**Sayfa:**
- - - -

03 Şubat 2016 | Çarşamba

Fikret Orman'a hiç yakışmadı

Beşiktaş kulübü gibi bir kulübün başkanı Türkiye'de spor ortamı bu kadar gerginken, herkes olay çıkarmak için bahane ararken, sözlerine dikkat etmek zorunda.
Teşbihte hata olmaz. "Yani benzetme suç değildir" diye. Osmanlı hukukundan beri var. Roma'dan da gelir...
O ayrı. Ama işin hukuki olması başka bir şey, ahlaki olması başka bir şey!
Lucescu da böyle bir laf etti. "Köpekler havladı diye atlar ölmez" diye...

Djokoviç'in örneği mükemmel
O da Beşiktaş için bu lafı söyledi, Galatasaray'ın başındayken. Bunlar tatlı örnekler değil!
Kurtlarla ilgili şöyle bir örnek verseydi eğer; (Djokovic'in lafıdır şampiyon olduktan sonra) "Burda kalmak (zirvede) çok zordur. Çünkü tırmanmakta olan kurtlar zirvede olan kurtlardan daha açtır."
Lafın güzelliğine bakar mısın? "Tırmanmakta olan köpekler" demiyor, Tırmanmakta olan kurtlar, zirvede olan kurda göre daha açtır...
Yani aşağıdan tenis dünyasından yığınla aç kurt geliyor, yukardaki tok kurdu kapmak için, indirmek için.
İşte bu güzel bir örnek.
Şimdi Fikret Orman'ın geçmişteki Lucescu deneyimini unutmasına imkan yok!

- - - -

**Yapılacaklar:**
1. Fikret Orman yazısına göre Lucescu hangi sözü söylemiştir?
2. Fikret Orman yazısında "Teşbihte hata olmaz." ile "başka bir şey!" arasındaki bölümü, bu iki ifade de dahil olmak üzere birebir yazın.
3. Fikret Orman yazısını kaldığı yerden sürdürün.
Aşağıdaki listeye bu çalışmada ihtiyaç yoktur.

**Verilen Bilgiler:**
- - - -

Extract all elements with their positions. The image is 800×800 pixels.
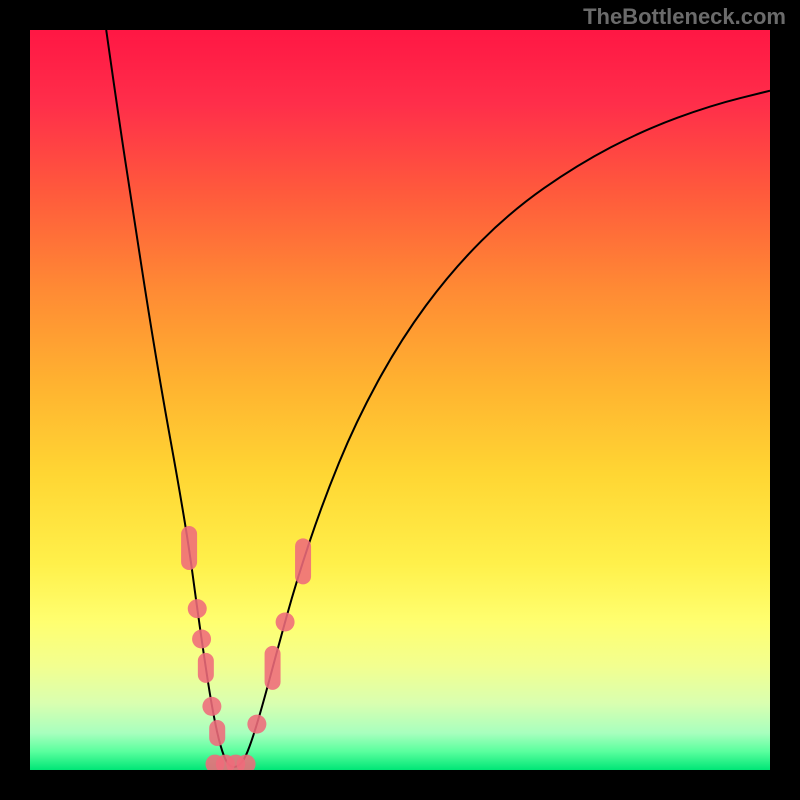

- - - -

**Görev Yanıtları:**
1. "Köpekler havladı diye atlar ölmez."

2.
Teşbihte hata olmaz. "Yani benzetme suç değildir" diye. Osmanlı hukukundan beri var. Roma'dan da gelir...
O ayrı. Ama işin hukuki olması başka bir şey, ahlaki olması başka bir şey!

3.
Türkiye'de Lucescu'nun lafını unutan var mı? Bilerek bu kadar pot..
İmkan yok!
Benim konuştuğum Beşiktaşlı arkadaşlarımın hepsi şiddetle, ne için söylerse söylemiş olsun başkanın büyük bir pot kırdığını, gaf yaptığını söylediler.
Ben de aynı kanıdayım.
Galatasaray'ın Beşiktaş'ın başkanıysan ağzından çıkanı kulağın duymadan önce beynin duyacak!
Sen, Beşiktaş'a tarihinin en güzel stadını kazandırırken, Beşiktaş'ı şampiyonluğa götürme yolundaki bir başkanken durup dururken "Bir kurdun arkasından 40 köpek havlar..." Yapma Fikret Orman, yapma!

Taraftar birlikte izlesin derken!
Şimdi bu laftan Fikret Orman'ı eleştiren kişilerden biri, mesela ben, alınsam, desem ki "İt ürür kervan yürür" desem? Nereye gidecek bu işin sonu?
O bir atasözü bulacak. Sonra ertesi haftaya da ben bir atasözü bulacağım!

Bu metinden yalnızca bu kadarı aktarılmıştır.